INSTRUCTIONS FOR THE TASK: Transcribe every record that appears below, exactly and in full.

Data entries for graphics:
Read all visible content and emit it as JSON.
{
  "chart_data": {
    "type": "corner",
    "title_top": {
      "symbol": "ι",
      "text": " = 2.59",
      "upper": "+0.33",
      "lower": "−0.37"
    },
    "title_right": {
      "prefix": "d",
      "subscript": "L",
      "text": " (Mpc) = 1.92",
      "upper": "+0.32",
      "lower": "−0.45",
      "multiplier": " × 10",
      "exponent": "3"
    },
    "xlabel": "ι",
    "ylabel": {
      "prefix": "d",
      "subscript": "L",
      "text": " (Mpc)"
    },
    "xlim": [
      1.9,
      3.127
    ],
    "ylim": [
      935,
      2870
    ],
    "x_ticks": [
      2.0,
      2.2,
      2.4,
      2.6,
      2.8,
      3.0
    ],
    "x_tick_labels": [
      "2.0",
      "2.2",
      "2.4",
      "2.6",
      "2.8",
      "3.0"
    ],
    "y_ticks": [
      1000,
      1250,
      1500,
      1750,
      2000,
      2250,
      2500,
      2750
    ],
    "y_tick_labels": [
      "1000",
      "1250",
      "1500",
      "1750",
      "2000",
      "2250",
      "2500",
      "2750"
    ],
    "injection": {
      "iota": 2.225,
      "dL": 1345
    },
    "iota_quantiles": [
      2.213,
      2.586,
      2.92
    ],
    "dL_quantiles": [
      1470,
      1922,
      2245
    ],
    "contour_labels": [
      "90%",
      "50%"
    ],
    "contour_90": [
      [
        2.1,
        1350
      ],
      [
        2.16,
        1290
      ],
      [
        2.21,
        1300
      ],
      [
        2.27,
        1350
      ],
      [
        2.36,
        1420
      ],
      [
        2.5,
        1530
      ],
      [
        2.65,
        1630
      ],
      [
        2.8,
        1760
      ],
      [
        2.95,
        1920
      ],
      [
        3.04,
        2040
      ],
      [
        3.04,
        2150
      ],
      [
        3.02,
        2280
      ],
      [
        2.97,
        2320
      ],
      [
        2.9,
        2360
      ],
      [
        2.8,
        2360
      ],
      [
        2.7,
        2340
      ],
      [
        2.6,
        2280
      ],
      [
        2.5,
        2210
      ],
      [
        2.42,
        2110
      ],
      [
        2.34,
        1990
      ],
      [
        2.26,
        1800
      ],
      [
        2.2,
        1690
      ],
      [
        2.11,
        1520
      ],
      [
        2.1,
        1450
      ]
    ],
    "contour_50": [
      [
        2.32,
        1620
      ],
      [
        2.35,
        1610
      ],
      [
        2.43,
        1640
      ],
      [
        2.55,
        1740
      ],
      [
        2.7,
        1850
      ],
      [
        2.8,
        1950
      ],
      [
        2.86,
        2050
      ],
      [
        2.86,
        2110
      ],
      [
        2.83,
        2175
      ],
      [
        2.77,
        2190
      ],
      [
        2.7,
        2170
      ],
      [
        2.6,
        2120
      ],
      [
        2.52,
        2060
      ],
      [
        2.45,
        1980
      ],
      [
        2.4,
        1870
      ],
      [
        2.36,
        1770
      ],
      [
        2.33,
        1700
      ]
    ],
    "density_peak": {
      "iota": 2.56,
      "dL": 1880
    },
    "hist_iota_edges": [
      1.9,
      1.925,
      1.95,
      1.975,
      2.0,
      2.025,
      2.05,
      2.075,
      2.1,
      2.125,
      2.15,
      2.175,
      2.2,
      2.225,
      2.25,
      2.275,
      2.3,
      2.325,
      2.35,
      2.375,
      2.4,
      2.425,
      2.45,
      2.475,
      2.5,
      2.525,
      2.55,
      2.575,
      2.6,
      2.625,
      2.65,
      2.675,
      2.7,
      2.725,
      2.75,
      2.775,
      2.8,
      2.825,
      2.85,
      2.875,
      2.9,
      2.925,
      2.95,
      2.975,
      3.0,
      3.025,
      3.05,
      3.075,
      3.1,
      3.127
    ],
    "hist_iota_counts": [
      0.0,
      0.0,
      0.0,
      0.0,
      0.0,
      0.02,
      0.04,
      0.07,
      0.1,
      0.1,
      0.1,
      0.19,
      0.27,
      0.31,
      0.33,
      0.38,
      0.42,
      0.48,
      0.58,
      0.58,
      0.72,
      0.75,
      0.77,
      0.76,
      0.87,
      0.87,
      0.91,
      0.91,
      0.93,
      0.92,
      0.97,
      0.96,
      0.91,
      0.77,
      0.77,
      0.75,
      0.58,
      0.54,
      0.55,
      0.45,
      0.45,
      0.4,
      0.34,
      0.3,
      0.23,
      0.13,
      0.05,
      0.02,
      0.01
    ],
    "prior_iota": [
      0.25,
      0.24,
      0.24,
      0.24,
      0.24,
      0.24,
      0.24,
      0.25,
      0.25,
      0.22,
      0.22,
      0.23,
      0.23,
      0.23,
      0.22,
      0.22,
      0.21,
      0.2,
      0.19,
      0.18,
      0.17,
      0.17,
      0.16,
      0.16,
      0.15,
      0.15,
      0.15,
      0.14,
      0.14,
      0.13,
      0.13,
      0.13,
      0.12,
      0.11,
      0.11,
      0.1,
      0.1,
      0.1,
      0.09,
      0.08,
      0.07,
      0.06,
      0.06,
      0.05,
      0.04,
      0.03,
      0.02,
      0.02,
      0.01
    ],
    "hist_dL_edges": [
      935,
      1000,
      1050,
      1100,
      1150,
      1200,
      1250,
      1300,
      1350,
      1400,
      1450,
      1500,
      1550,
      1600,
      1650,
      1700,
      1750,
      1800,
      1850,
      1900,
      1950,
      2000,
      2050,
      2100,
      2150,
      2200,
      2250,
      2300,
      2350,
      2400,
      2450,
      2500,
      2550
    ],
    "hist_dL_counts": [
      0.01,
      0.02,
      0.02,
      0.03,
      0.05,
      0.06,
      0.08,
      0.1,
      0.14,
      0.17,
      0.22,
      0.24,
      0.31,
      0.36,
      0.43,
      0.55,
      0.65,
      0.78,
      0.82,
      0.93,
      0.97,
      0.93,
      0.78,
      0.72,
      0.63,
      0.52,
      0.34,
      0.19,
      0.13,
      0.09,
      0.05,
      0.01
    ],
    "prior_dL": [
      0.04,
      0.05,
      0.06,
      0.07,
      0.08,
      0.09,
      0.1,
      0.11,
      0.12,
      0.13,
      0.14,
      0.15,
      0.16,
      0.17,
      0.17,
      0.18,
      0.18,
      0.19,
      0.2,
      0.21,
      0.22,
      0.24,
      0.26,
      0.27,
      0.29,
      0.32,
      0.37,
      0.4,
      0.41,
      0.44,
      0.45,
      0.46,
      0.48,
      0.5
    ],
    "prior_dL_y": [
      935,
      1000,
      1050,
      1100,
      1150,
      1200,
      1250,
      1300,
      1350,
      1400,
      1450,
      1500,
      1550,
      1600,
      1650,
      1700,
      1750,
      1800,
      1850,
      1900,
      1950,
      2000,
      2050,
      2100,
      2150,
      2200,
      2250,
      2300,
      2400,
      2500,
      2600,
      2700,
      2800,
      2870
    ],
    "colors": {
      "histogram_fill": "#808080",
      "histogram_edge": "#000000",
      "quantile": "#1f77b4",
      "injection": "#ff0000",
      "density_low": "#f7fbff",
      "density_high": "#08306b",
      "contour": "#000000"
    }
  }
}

COMPLETED TASK:
Read all visible content and emit it as JSON.
{
  "chart_data": {
    "type": "corner",
    "title_top": {
      "symbol": "ι",
      "text": " = 2.59",
      "upper": "+0.33",
      "lower": "−0.37"
    },
    "title_right": {
      "prefix": "d",
      "subscript": "L",
      "text": " (Mpc) = 1.92",
      "upper": "+0.32",
      "lower": "−0.45",
      "multiplier": " × 10",
      "exponent": "3"
    },
    "xlabel": "ι",
    "ylabel": {
      "prefix": "d",
      "subscript": "L",
      "text": " (Mpc)"
    },
    "xlim": [
      1.9,
      3.127
    ],
    "ylim": [
      935,
      2870
    ],
    "x_ticks": [
      2.0,
      2.2,
      2.4,
      2.6,
      2.8,
      3.0
    ],
    "x_tick_labels": [
      "2.0",
      "2.2",
      "2.4",
      "2.6",
      "2.8",
      "3.0"
    ],
    "y_ticks": [
      1000,
      1250,
      1500,
      1750,
      2000,
      2250,
      2500,
      2750
    ],
    "y_tick_labels": [
      "1000",
      "1250",
      "1500",
      "1750",
      "2000",
      "2250",
      "2500",
      "2750"
    ],
    "injection": {
      "iota": 2.225,
      "dL": 1345
    },
    "iota_quantiles": [
      2.213,
      2.586,
      2.92
    ],
    "dL_quantiles": [
      1470,
      1922,
      2245
    ],
    "contour_labels": [
      "90%",
      "50%"
    ],
    "contour_90": [
      [
        2.1,
        1350
      ],
      [
        2.16,
        1290
      ],
      [
        2.21,
        1300
      ],
      [
        2.27,
        1350
      ],
      [
        2.36,
        1420
      ],
      [
        2.5,
        1530
      ],
      [
        2.65,
        1630
      ],
      [
        2.8,
        1760
      ],
      [
        2.95,
        1920
      ],
      [
        3.04,
        2040
      ],
      [
        3.04,
        2150
      ],
      [
        3.02,
        2280
      ],
      [
        2.97,
        2320
      ],
      [
        2.9,
        2360
      ],
      [
        2.8,
        2360
      ],
      [
        2.7,
        2340
      ],
      [
        2.6,
        2280
      ],
      [
        2.5,
        2210
      ],
      [
        2.42,
        2110
      ],
      [
        2.34,
        1990
      ],
      [
        2.26,
        1800
      ],
      [
        2.2,
        1690
      ],
      [
        2.11,
        1520
      ],
      [
        2.1,
        1450
      ]
    ],
    "contour_50": [
      [
        2.32,
        1620
      ],
      [
        2.35,
        1610
      ],
      [
        2.43,
        1640
      ],
      [
        2.55,
        1740
      ],
      [
        2.7,
        1850
      ],
      [
        2.8,
        1950
      ],
      [
        2.86,
        2050
      ],
      [
        2.86,
        2110
      ],
      [
        2.83,
        2175
      ],
      [
        2.77,
        2190
      ],
      [
        2.7,
        2170
      ],
      [
        2.6,
        2120
      ],
      [
        2.52,
        2060
      ],
      [
        2.45,
        1980
      ],
      [
        2.4,
        1870
      ],
      [
        2.36,
        1770
      ],
      [
        2.33,
        1700
      ]
    ],
    "density_peak": {
      "iota": 2.56,
      "dL": 1880
    },
    "hist_iota_edges": [
      1.9,
      1.925,
      1.95,
      1.975,
      2.0,
      2.025,
      2.05,
      2.075,
      2.1,
      2.125,
      2.15,
      2.175,
      2.2,
      2.225,
      2.25,
      2.275,
      2.3,
      2.325,
      2.35,
      2.375,
      2.4,
      2.425,
      2.45,
      2.475,
      2.5,
      2.525,
      2.55,
      2.575,
      2.6,
      2.625,
      2.65,
      2.675,
      2.7,
      2.725,
      2.75,
      2.775,
      2.8,
      2.825,
      2.85,
      2.875,
      2.9,
      2.925,
      2.95,
      2.975,
      3.0,
      3.025,
      3.05,
      3.075,
      3.1,
      3.127
    ],
    "hist_iota_counts": [
      0.0,
      0.0,
      0.0,
      0.0,
      0.0,
      0.02,
      0.04,
      0.07,
      0.1,
      0.1,
      0.1,
      0.19,
      0.27,
      0.31,
      0.33,
      0.38,
      0.42,
      0.48,
      0.58,
      0.58,
      0.72,
      0.75,
      0.77,
      0.76,
      0.87,
      0.87,
      0.91,
      0.91,
      0.93,
      0.92,
      0.97,
      0.96,
      0.91,
      0.77,
      0.77,
      0.75,
      0.58,
      0.54,
      0.55,
      0.45,
      0.45,
      0.4,
      0.34,
      0.3,
      0.23,
      0.13,
      0.05,
      0.02,
      0.01
    ],
    "prior_iota": [
      0.25,
      0.24,
      0.24,
      0.24,
      0.24,
      0.24,
      0.24,
      0.25,
      0.25,
      0.22,
      0.22,
      0.23,
      0.23,
      0.23,
      0.22,
      0.22,
      0.21,
      0.2,
      0.19,
      0.18,
      0.17,
      0.17,
      0.16,
      0.16,
      0.15,
      0.15,
      0.15,
      0.14,
      0.14,
      0.13,
      0.13,
      0.13,
      0.12,
      0.11,
      0.11,
      0.1,
      0.1,
      0.1,
      0.09,
      0.08,
      0.07,
      0.06,
      0.06,
      0.05,
      0.04,
      0.03,
      0.02,
      0.02,
      0.01
    ],
    "hist_dL_edges": [
      935,
      1000,
      1050,
      1100,
      1150,
      1200,
      1250,
      1300,
      1350,
      1400,
      1450,
      1500,
      1550,
      1600,
      1650,
      1700,
      1750,
      1800,
      1850,
      1900,
      1950,
      2000,
      2050,
      2100,
      2150,
      2200,
      2250,
      2300,
      2350,
      2400,
      2450,
      2500,
      2550
    ],
    "hist_dL_counts": [
      0.01,
      0.02,
      0.02,
      0.03,
      0.05,
      0.06,
      0.08,
      0.1,
      0.14,
      0.17,
      0.22,
      0.24,
      0.31,
      0.36,
      0.43,
      0.55,
      0.65,
      0.78,
      0.82,
      0.93,
      0.97,
      0.93,
      0.78,
      0.72,
      0.63,
      0.52,
      0.34,
      0.19,
      0.13,
      0.09,
      0.05,
      0.01
    ],
    "prior_dL": [
      0.04,
      0.05,
      0.06,
      0.07,
      0.08,
      0.09,
      0.1,
      0.11,
      0.12,
      0.13,
      0.14,
      0.15,
      0.16,
      0.17,
      0.17,
      0.18,
      0.18,
      0.19,
      0.2,
      0.21,
      0.22,
      0.24,
      0.26,
      0.27,
      0.29,
      0.32,
      0.37,
      0.4,
      0.41,
      0.44,
      0.45,
      0.46,
      0.48,
      0.5
    ],
    "prior_dL_y": [
      935,
      1000,
      1050,
      1100,
      1150,
      1200,
      1250,
      1300,
      1350,
      1400,
      1450,
      1500,
      1550,
      1600,
      1650,
      1700,
      1750,
      1800,
      1850,
      1900,
      1950,
      2000,
      2050,
      2100,
      2150,
      2200,
      2250,
      2300,
      2400,
      2500,
      2600,
      2700,
      2800,
      2870
    ],
    "colors": {
      "histogram_fill": "#808080",
      "histogram_edge": "#000000",
      "quantile": "#1f77b4",
      "injection": "#ff0000",
      "density_low": "#f7fbff",
      "density_high": "#08306b",
      "contour": "#000000"
    }
  }
}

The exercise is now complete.